Copy every line of the following data that includes the string "name".
────
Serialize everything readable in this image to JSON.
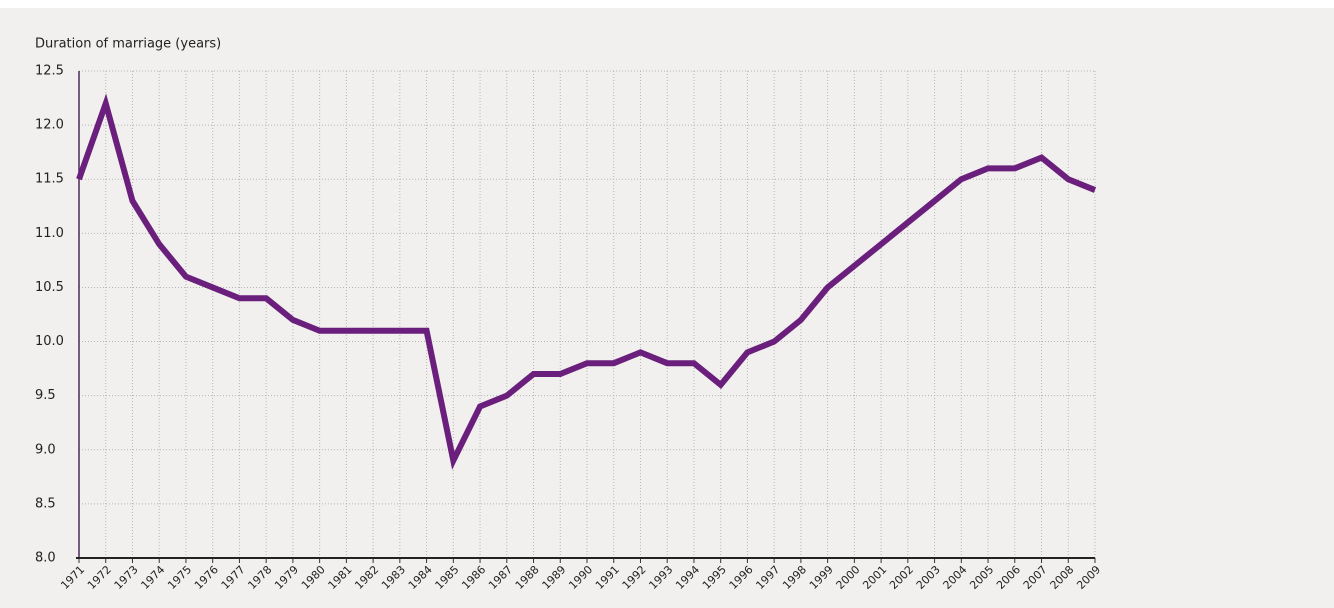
{
  "chart_data": {
    "type": "line",
    "y_label": "Duration of marriage (years)",
    "categories": [
      "1971",
      "1972",
      "1973",
      "1974",
      "1975",
      "1976",
      "1977",
      "1978",
      "1979",
      "1980",
      "1981",
      "1982",
      "1983",
      "1984",
      "1985",
      "1986",
      "1987",
      "1988",
      "1989",
      "1990",
      "1991",
      "1992",
      "1993",
      "1994",
      "1995",
      "1996",
      "1997",
      "1998",
      "1999",
      "2000",
      "2001",
      "2002",
      "2003",
      "2004",
      "2005",
      "2006",
      "2007",
      "2008",
      "2009"
    ],
    "series": [
      {
        "color": "#6b1f7c",
        "values": [
          11.5,
          12.2,
          11.3,
          10.9,
          10.6,
          10.5,
          10.4,
          10.4,
          10.2,
          10.1,
          10.1,
          10.1,
          10.1,
          10.1,
          8.9,
          9.4,
          9.5,
          9.7,
          9.7,
          9.8,
          9.8,
          9.9,
          9.8,
          9.8,
          9.6,
          9.9,
          10.0,
          10.2,
          10.5,
          10.7,
          10.9,
          11.1,
          11.3,
          11.5,
          11.6,
          11.6,
          11.7,
          11.5,
          11.4
        ]
      }
    ],
    "ylim": [
      8,
      12.5
    ],
    "yticks": [
      {
        "value": 8,
        "label": "8.0"
      },
      8.5,
      {
        "value": 9,
        "label": "9.0"
      },
      9.5,
      {
        "value": 10,
        "label": "10.0"
      },
      10.5,
      {
        "value": 11,
        "label": "11.0"
      },
      11.5,
      {
        "value": 12,
        "label": "12.0"
      },
      12.5
    ],
    "grid": true
  }
}
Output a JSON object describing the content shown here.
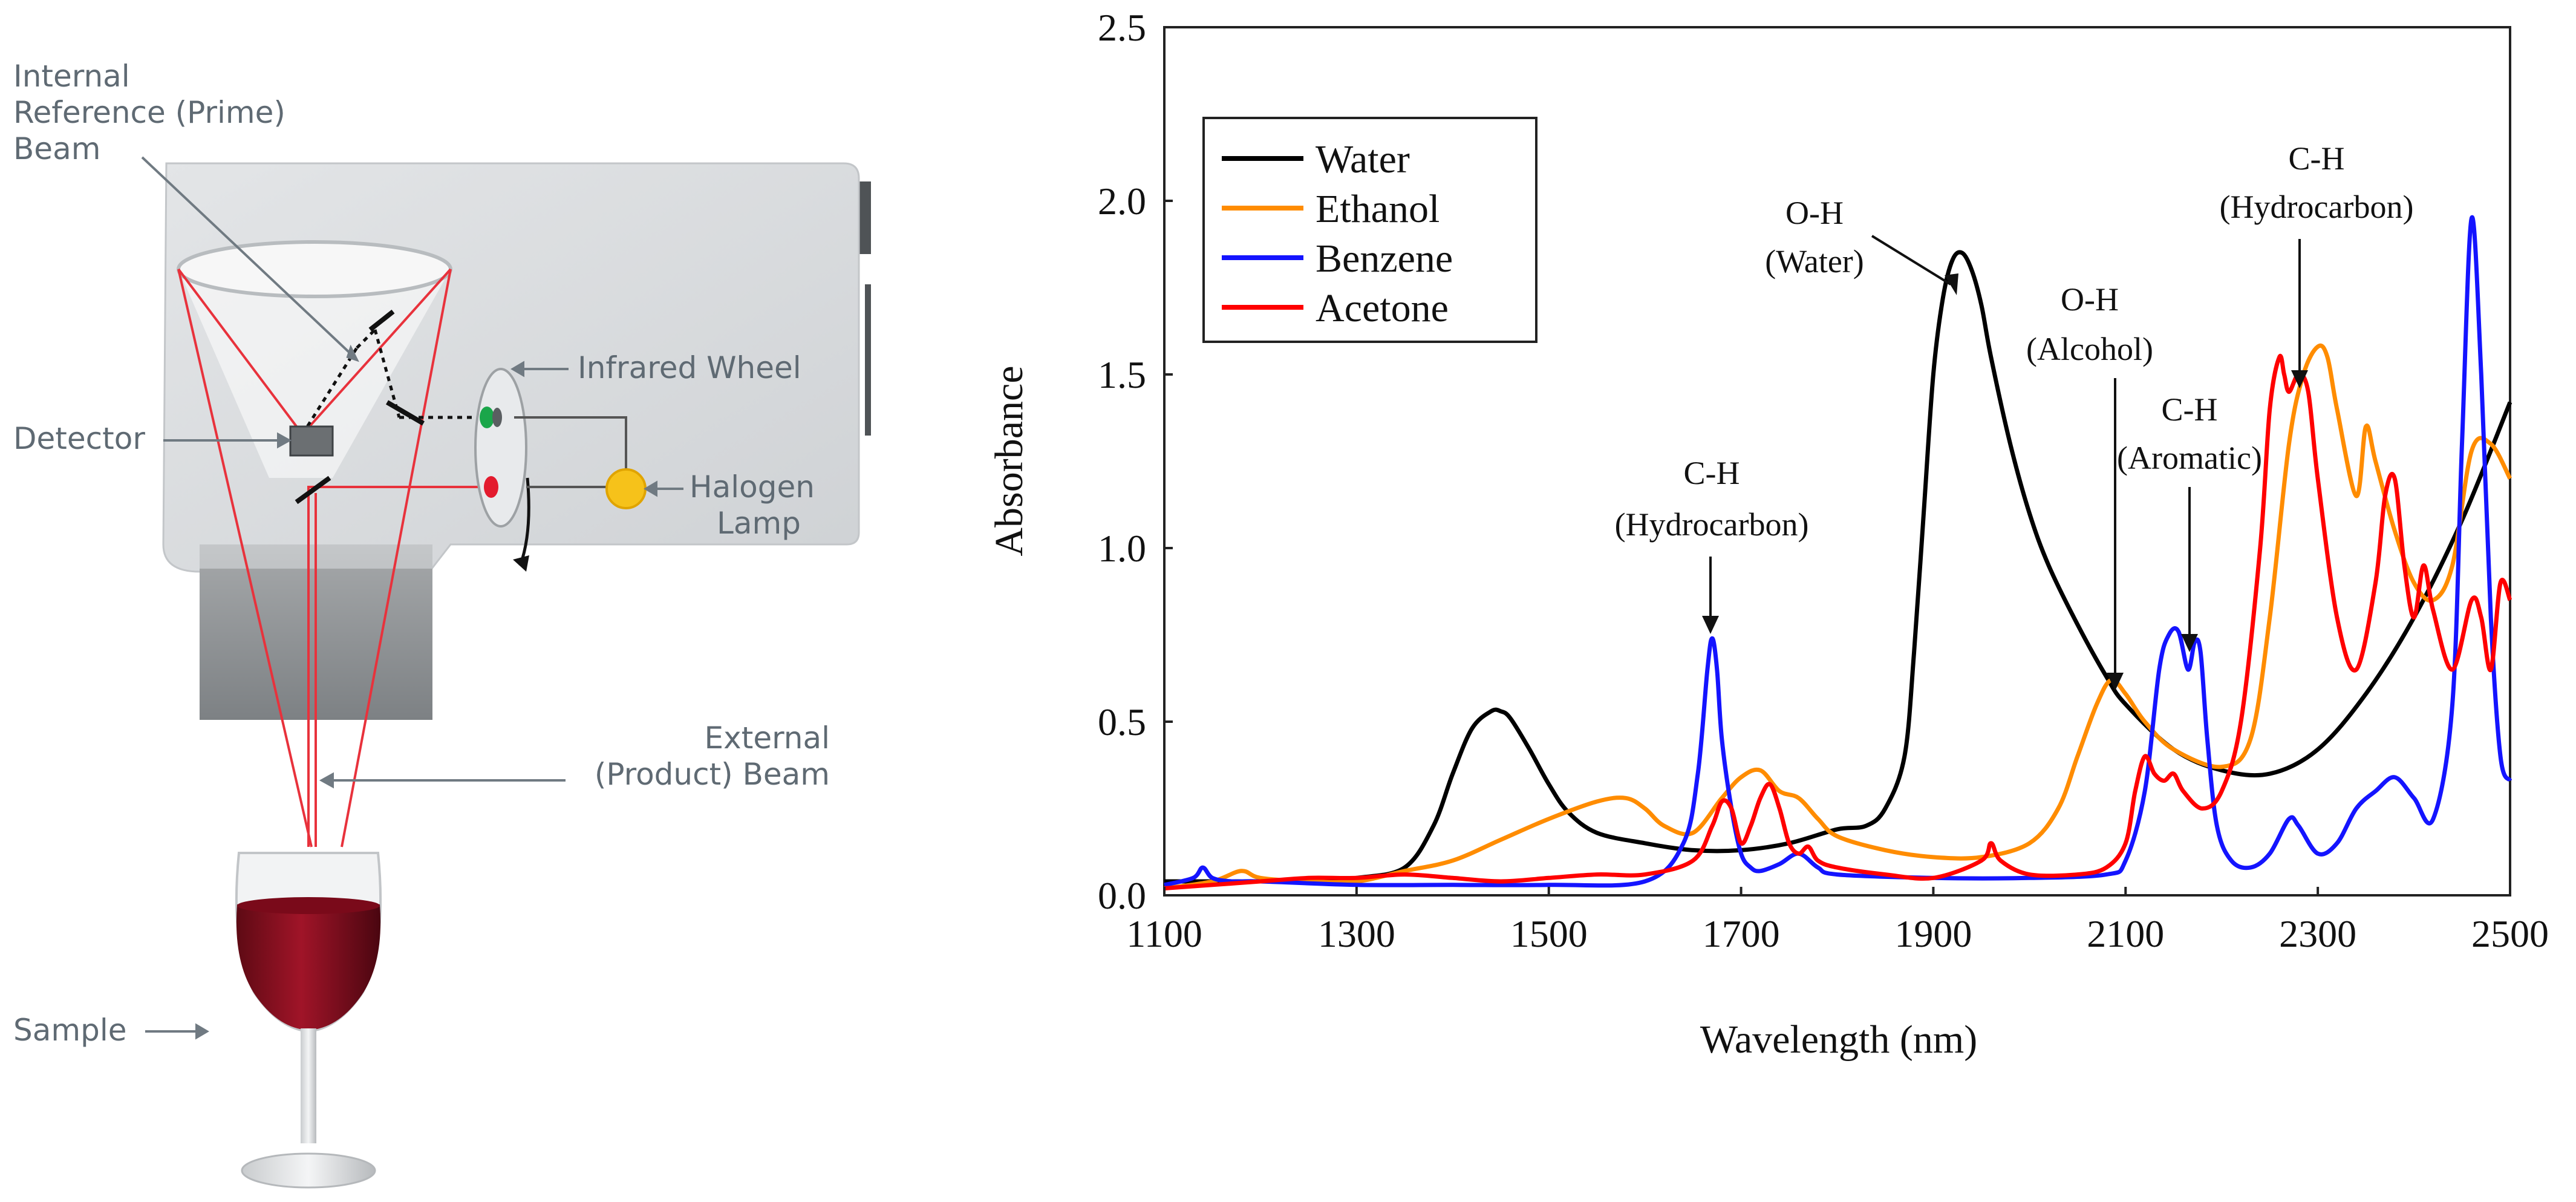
{
  "colors": {
    "water": "#000000",
    "ethanol": "#ff8c00",
    "benzene": "#1414ff",
    "acetone": "#ff0000",
    "beam": "#e8323c",
    "housing": "#d5d8da",
    "label_gray": "#5f6a73",
    "lamp": "#f6c21a"
  },
  "diagram": {
    "labels": {
      "internal_ref_line1": "Internal",
      "internal_ref_line2": "Reference (Prime)",
      "internal_ref_line3": "Beam",
      "infrared_wheel": "Infrared Wheel",
      "detector": "Detector",
      "halogen_line1": "Halogen",
      "halogen_line2": "Lamp",
      "external_line1": "External",
      "external_line2": "(Product) Beam",
      "sample": "Sample"
    }
  },
  "chart_data": {
    "type": "line",
    "title": "",
    "xlabel": "Wavelength (nm)",
    "ylabel": "Absorbance",
    "xlim": [
      1100,
      2500
    ],
    "ylim": [
      0,
      2.5
    ],
    "xticks": [
      "1100",
      "1300",
      "1500",
      "1700",
      "1900",
      "2100",
      "2300",
      "2500"
    ],
    "yticks": [
      "0.0",
      "0.5",
      "1.0",
      "1.5",
      "2.0",
      "2.5"
    ],
    "legend": {
      "placement": "top-left",
      "entries": [
        "Water",
        "Ethanol",
        "Benzene",
        "Acetone"
      ]
    },
    "annotations": {
      "ch_hydrocarbon_1_line1": "C-H",
      "ch_hydrocarbon_1_line2": "(Hydrocarbon)",
      "oh_water_line1": "O-H",
      "oh_water_line2": "(Water)",
      "oh_alcohol_line1": "O-H",
      "oh_alcohol_line2": "(Alcohol)",
      "ch_aromatic_line1": "C-H",
      "ch_aromatic_line2": "(Aromatic)",
      "ch_hydrocarbon_2_line1": "C-H",
      "ch_hydrocarbon_2_line2": "(Hydrocarbon)"
    },
    "series": [
      {
        "name": "Water",
        "x": [
          1100,
          1150,
          1200,
          1250,
          1300,
          1350,
          1380,
          1400,
          1420,
          1440,
          1450,
          1460,
          1480,
          1500,
          1520,
          1550,
          1600,
          1650,
          1700,
          1750,
          1800,
          1830,
          1850,
          1870,
          1880,
          1890,
          1900,
          1910,
          1920,
          1930,
          1940,
          1950,
          1960,
          1980,
          2000,
          2020,
          2050,
          2080,
          2100,
          2150,
          2200,
          2250,
          2300,
          2350,
          2400,
          2450,
          2500
        ],
        "y": [
          0.04,
          0.04,
          0.04,
          0.04,
          0.05,
          0.08,
          0.2,
          0.35,
          0.48,
          0.53,
          0.53,
          0.51,
          0.42,
          0.32,
          0.24,
          0.18,
          0.15,
          0.13,
          0.13,
          0.15,
          0.19,
          0.2,
          0.25,
          0.4,
          0.7,
          1.1,
          1.5,
          1.72,
          1.83,
          1.85,
          1.8,
          1.7,
          1.55,
          1.3,
          1.1,
          0.95,
          0.78,
          0.63,
          0.55,
          0.42,
          0.36,
          0.35,
          0.42,
          0.58,
          0.8,
          1.08,
          1.42
        ]
      },
      {
        "name": "Ethanol",
        "x": [
          1100,
          1150,
          1180,
          1200,
          1250,
          1300,
          1350,
          1400,
          1450,
          1500,
          1550,
          1580,
          1600,
          1620,
          1650,
          1680,
          1700,
          1720,
          1740,
          1760,
          1780,
          1800,
          1850,
          1900,
          1950,
          2000,
          2030,
          2050,
          2070,
          2085,
          2100,
          2120,
          2150,
          2200,
          2230,
          2250,
          2270,
          2285,
          2300,
          2310,
          2320,
          2340,
          2350,
          2360,
          2380,
          2400,
          2420,
          2440,
          2460,
          2480,
          2500
        ],
        "y": [
          0.02,
          0.04,
          0.07,
          0.05,
          0.04,
          0.04,
          0.07,
          0.1,
          0.16,
          0.22,
          0.27,
          0.28,
          0.25,
          0.2,
          0.18,
          0.28,
          0.34,
          0.36,
          0.3,
          0.28,
          0.22,
          0.17,
          0.13,
          0.11,
          0.11,
          0.15,
          0.25,
          0.4,
          0.55,
          0.62,
          0.58,
          0.5,
          0.42,
          0.37,
          0.45,
          0.8,
          1.3,
          1.5,
          1.58,
          1.55,
          1.4,
          1.15,
          1.35,
          1.25,
          1.05,
          0.9,
          0.85,
          0.95,
          1.28,
          1.3,
          1.2
        ]
      },
      {
        "name": "Benzene",
        "x": [
          1100,
          1130,
          1140,
          1150,
          1170,
          1200,
          1300,
          1400,
          1500,
          1600,
          1640,
          1655,
          1665,
          1670,
          1675,
          1680,
          1690,
          1700,
          1710,
          1720,
          1740,
          1760,
          1780,
          1800,
          1900,
          2000,
          2080,
          2100,
          2120,
          2135,
          2145,
          2155,
          2165,
          2172,
          2178,
          2185,
          2195,
          2210,
          2230,
          2250,
          2270,
          2280,
          2300,
          2320,
          2340,
          2360,
          2380,
          2400,
          2420,
          2440,
          2450,
          2460,
          2470,
          2480,
          2490,
          2500
        ],
        "y": [
          0.03,
          0.05,
          0.08,
          0.05,
          0.04,
          0.04,
          0.03,
          0.03,
          0.03,
          0.04,
          0.15,
          0.35,
          0.65,
          0.74,
          0.65,
          0.45,
          0.25,
          0.12,
          0.08,
          0.07,
          0.09,
          0.12,
          0.08,
          0.06,
          0.05,
          0.05,
          0.06,
          0.1,
          0.3,
          0.65,
          0.75,
          0.76,
          0.65,
          0.73,
          0.7,
          0.45,
          0.2,
          0.1,
          0.08,
          0.12,
          0.22,
          0.2,
          0.12,
          0.15,
          0.25,
          0.3,
          0.34,
          0.28,
          0.22,
          0.55,
          1.3,
          1.95,
          1.5,
          0.8,
          0.4,
          0.33
        ]
      },
      {
        "name": "Acetone",
        "x": [
          1100,
          1150,
          1200,
          1250,
          1300,
          1350,
          1400,
          1450,
          1500,
          1550,
          1600,
          1650,
          1670,
          1680,
          1690,
          1700,
          1710,
          1720,
          1730,
          1740,
          1750,
          1760,
          1770,
          1780,
          1800,
          1850,
          1900,
          1950,
          1960,
          1970,
          2000,
          2050,
          2080,
          2100,
          2110,
          2120,
          2130,
          2140,
          2150,
          2160,
          2180,
          2200,
          2220,
          2240,
          2250,
          2260,
          2265,
          2270,
          2280,
          2290,
          2300,
          2320,
          2340,
          2360,
          2370,
          2380,
          2390,
          2400,
          2410,
          2420,
          2440,
          2460,
          2470,
          2480,
          2490,
          2500
        ],
        "y": [
          0.02,
          0.03,
          0.04,
          0.05,
          0.05,
          0.06,
          0.05,
          0.04,
          0.05,
          0.06,
          0.06,
          0.1,
          0.2,
          0.27,
          0.25,
          0.15,
          0.2,
          0.28,
          0.32,
          0.25,
          0.15,
          0.12,
          0.14,
          0.1,
          0.08,
          0.06,
          0.05,
          0.1,
          0.15,
          0.1,
          0.06,
          0.06,
          0.08,
          0.15,
          0.3,
          0.4,
          0.35,
          0.33,
          0.35,
          0.3,
          0.25,
          0.3,
          0.5,
          1.0,
          1.4,
          1.55,
          1.5,
          1.45,
          1.5,
          1.45,
          1.2,
          0.8,
          0.65,
          0.9,
          1.15,
          1.2,
          0.95,
          0.8,
          0.95,
          0.82,
          0.65,
          0.85,
          0.8,
          0.65,
          0.9,
          0.85
        ]
      }
    ]
  }
}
────
TASK OUTPUT
        "name": "Water",
        "name": "Ethanol",
        "name": "Benzene",
        "name": "Acetone",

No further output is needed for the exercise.